**** Records for this task ****

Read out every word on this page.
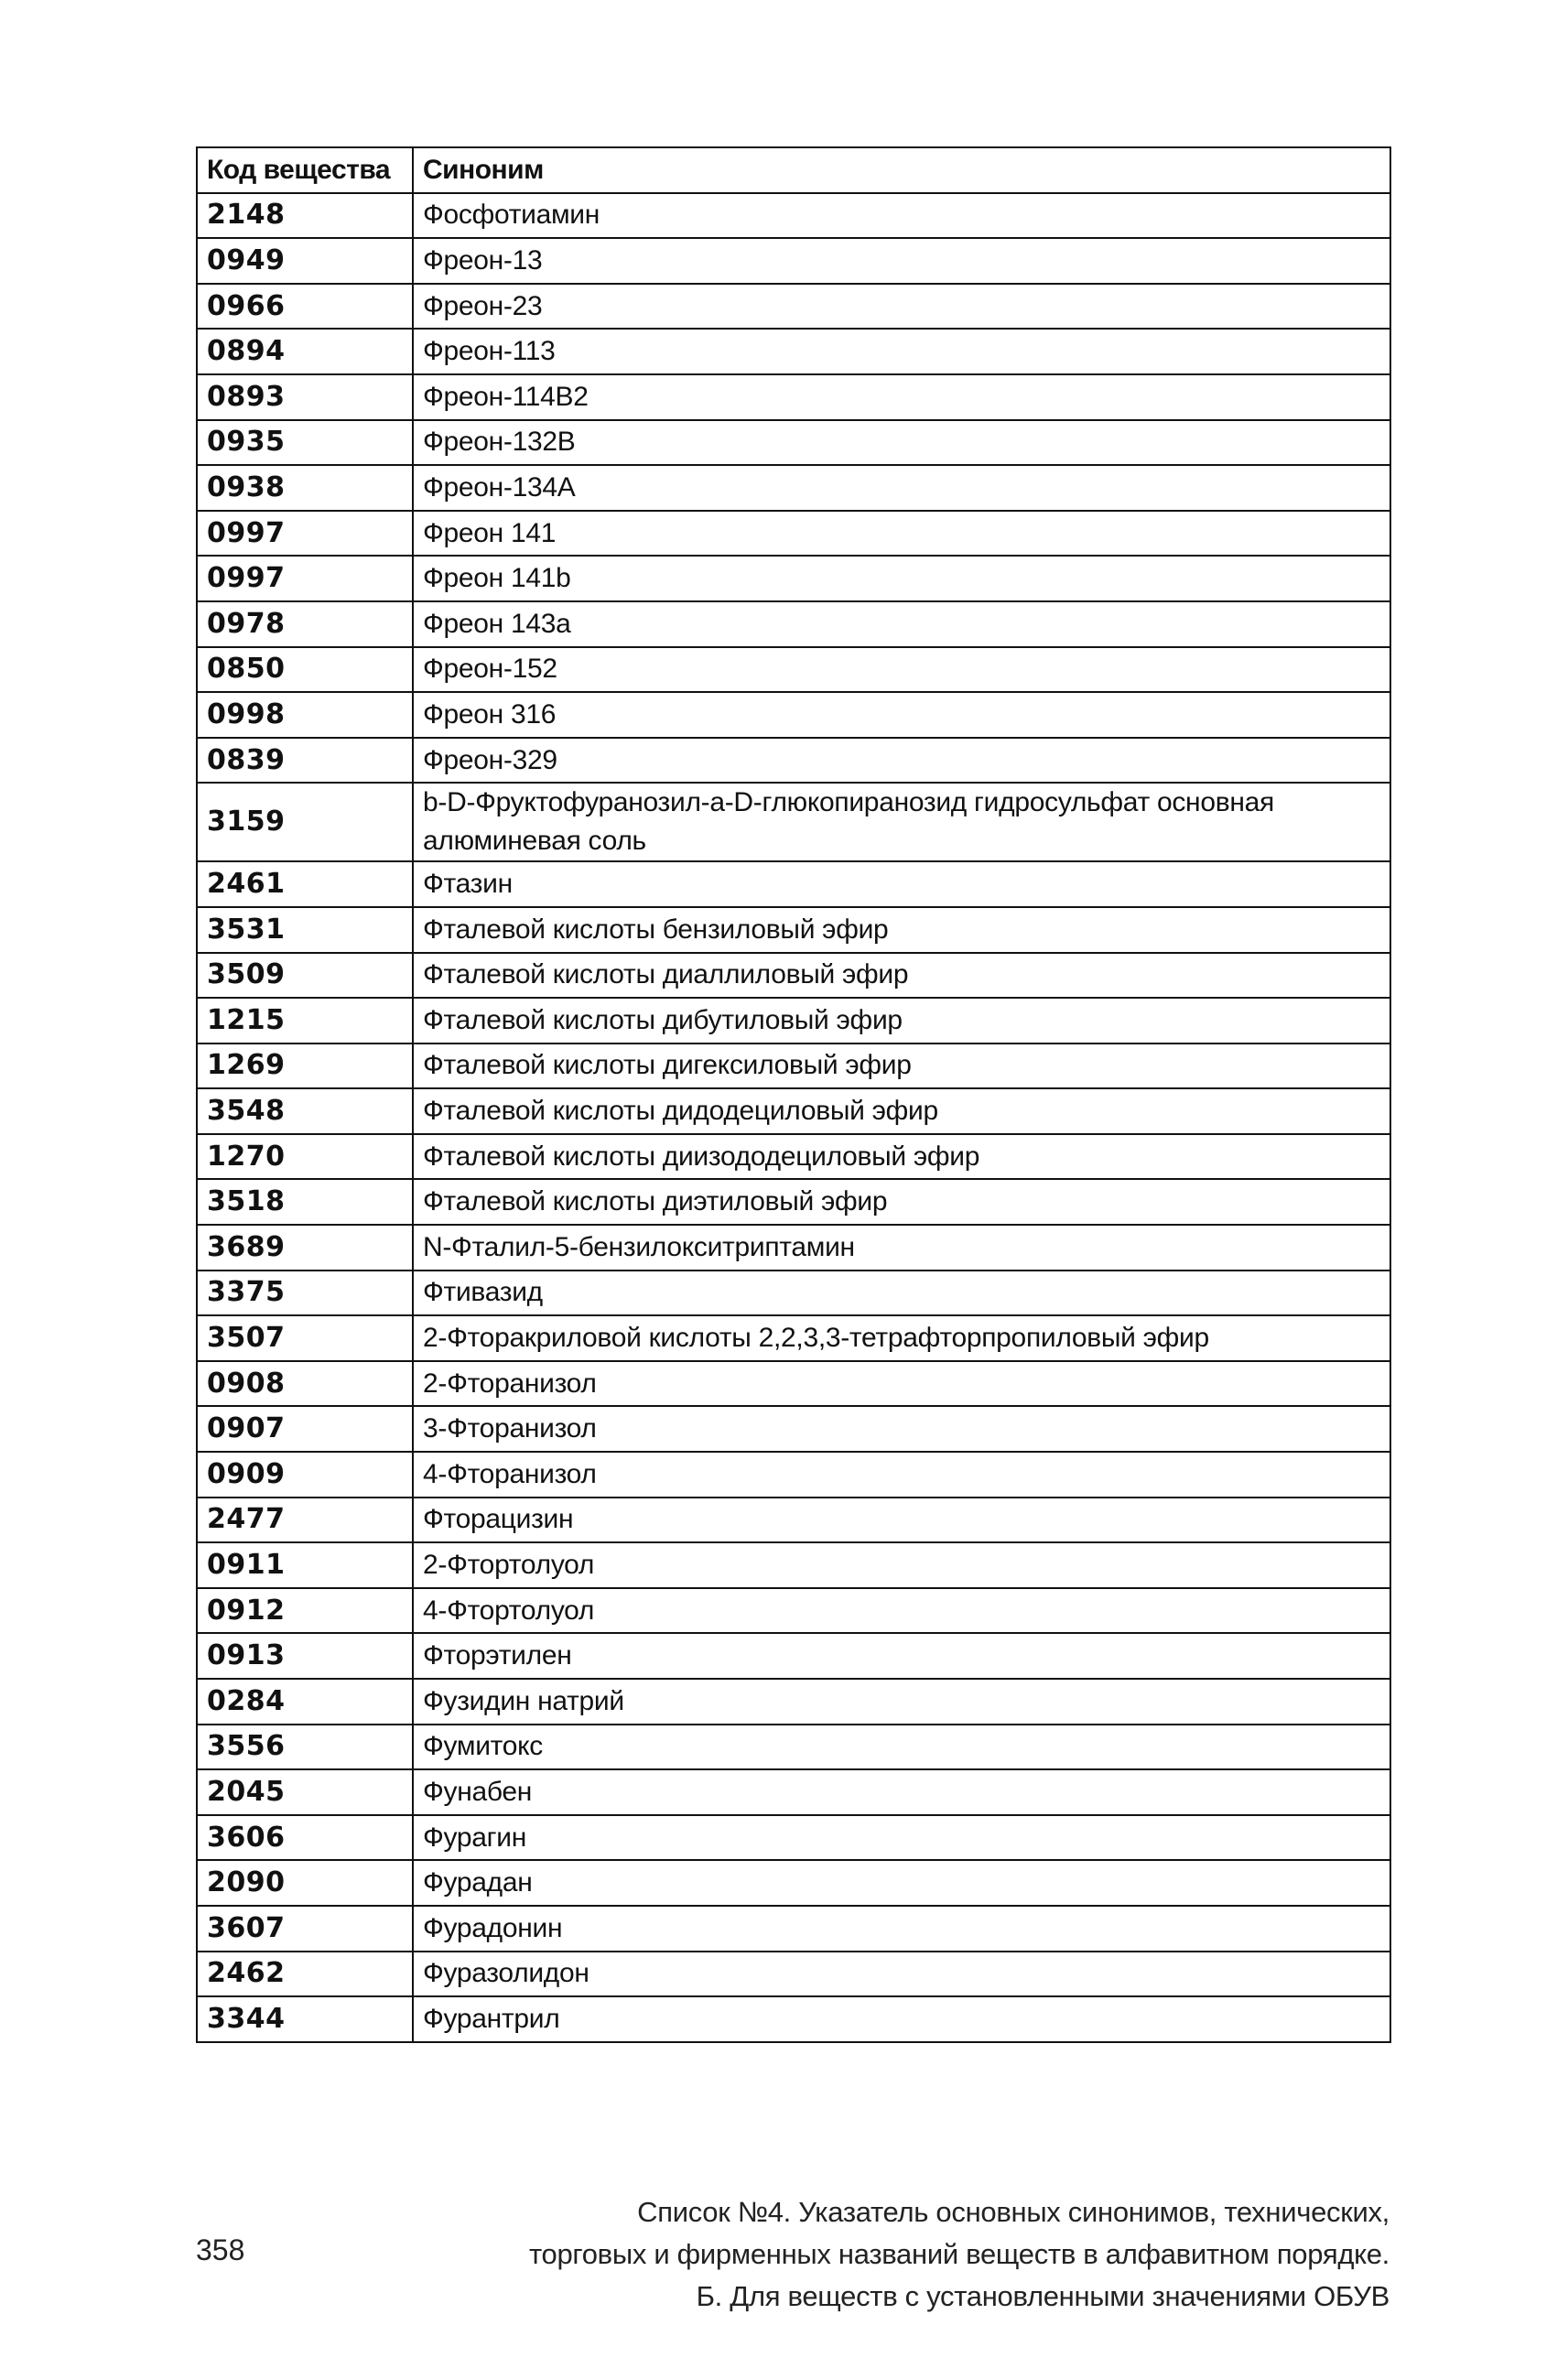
Код вещества	Синоним
2148	Фосфотиамин
0949	Фреон-13
0966	Фреон-23
0894	Фреон-113
0893	Фреон-114В2
0935	Фреон-132В
0938	Фреон-134А
0997	Фреон 141
0997	Фреон 141b
0978	Фреон 143а
0850	Фреон-152
0998	Фреон 316
0839	Фреон-329
3159	b-D-Фруктофуранозил-а-D-глюкопиранозид гидросульфат основная алюминевая соль
2461	Фтазин
3531	Фталевой кислоты бензиловый эфир
3509	Фталевой кислоты диаллиловый эфир
1215	Фталевой кислоты дибутиловый эфир
1269	Фталевой кислоты дигексиловый эфир
3548	Фталевой кислоты дидодециловый эфир
1270	Фталевой кислоты диизододециловый эфир
3518	Фталевой кислоты диэтиловый эфир
3689	N-Фталил-5-бензилокситриптамин
3375	Фтивазид
3507	2-Фторакриловой кислоты 2,2,3,3-тетрафторпропиловый эфир
0908	2-Фторанизол
0907	3-Фторанизол
0909	4-Фторанизол
2477	Фторацизин
0911	2-Фтортолуол
0912	4-Фтортолуол
0913	Фторэтилен
0284	Фузидин натрий
3556	Фумитокс
2045	Фунабен
3606	Фурагин
2090	Фурадан
3607	Фурадонин
2462	Фуразолидон
3344	Фурантрил
358
Список №4. Указатель основных синонимов, технических,
торговых и фирменных названий веществ в алфавитном порядке.
Б. Для веществ с установленными значениями ОБУВ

****

- Set problem -
Omit the images and transcribe all of the records above word for word.

- Task output -
Read out every word on this page.
Код вещества	Синоним
2148	Фосфотиамин
0949	Фреон-13
0966	Фреон-23
0894	Фреон-113
0893	Фреон-114В2
0935	Фреон-132В
0938	Фреон-134А
0997	Фреон 141
0997	Фреон 141b
0978	Фреон 143а
0850	Фреон-152
0998	Фреон 316
0839	Фреон-329
3159	b-D-Фруктофуранозил-а-D-глюкопиранозид гидросульфат основная алюминевая соль
2461	Фтазин
3531	Фталевой кислоты бензиловый эфир
3509	Фталевой кислоты диаллиловый эфир
1215	Фталевой кислоты дибутиловый эфир
1269	Фталевой кислоты дигексиловый эфир
3548	Фталевой кислоты дидодециловый эфир
1270	Фталевой кислоты диизододециловый эфир
3518	Фталевой кислоты диэтиловый эфир
3689	N-Фталил-5-бензилокситриптамин
3375	Фтивазид
3507	2-Фторакриловой кислоты 2,2,3,3-тетрафторпропиловый эфир
0908	2-Фторанизол
0907	3-Фторанизол
0909	4-Фторанизол
2477	Фторацизин
0911	2-Фтортолуол
0912	4-Фтортолуол
0913	Фторэтилен
0284	Фузидин натрий
3556	Фумитокс
2045	Фунабен
3606	Фурагин
2090	Фурадан
3607	Фурадонин
2462	Фуразолидон
3344	Фурантрил
358
Список №4. Указатель основных синонимов, технических,
торговых и фирменных названий веществ в алфавитном порядке.
Б. Для веществ с установленными значениями ОБУВ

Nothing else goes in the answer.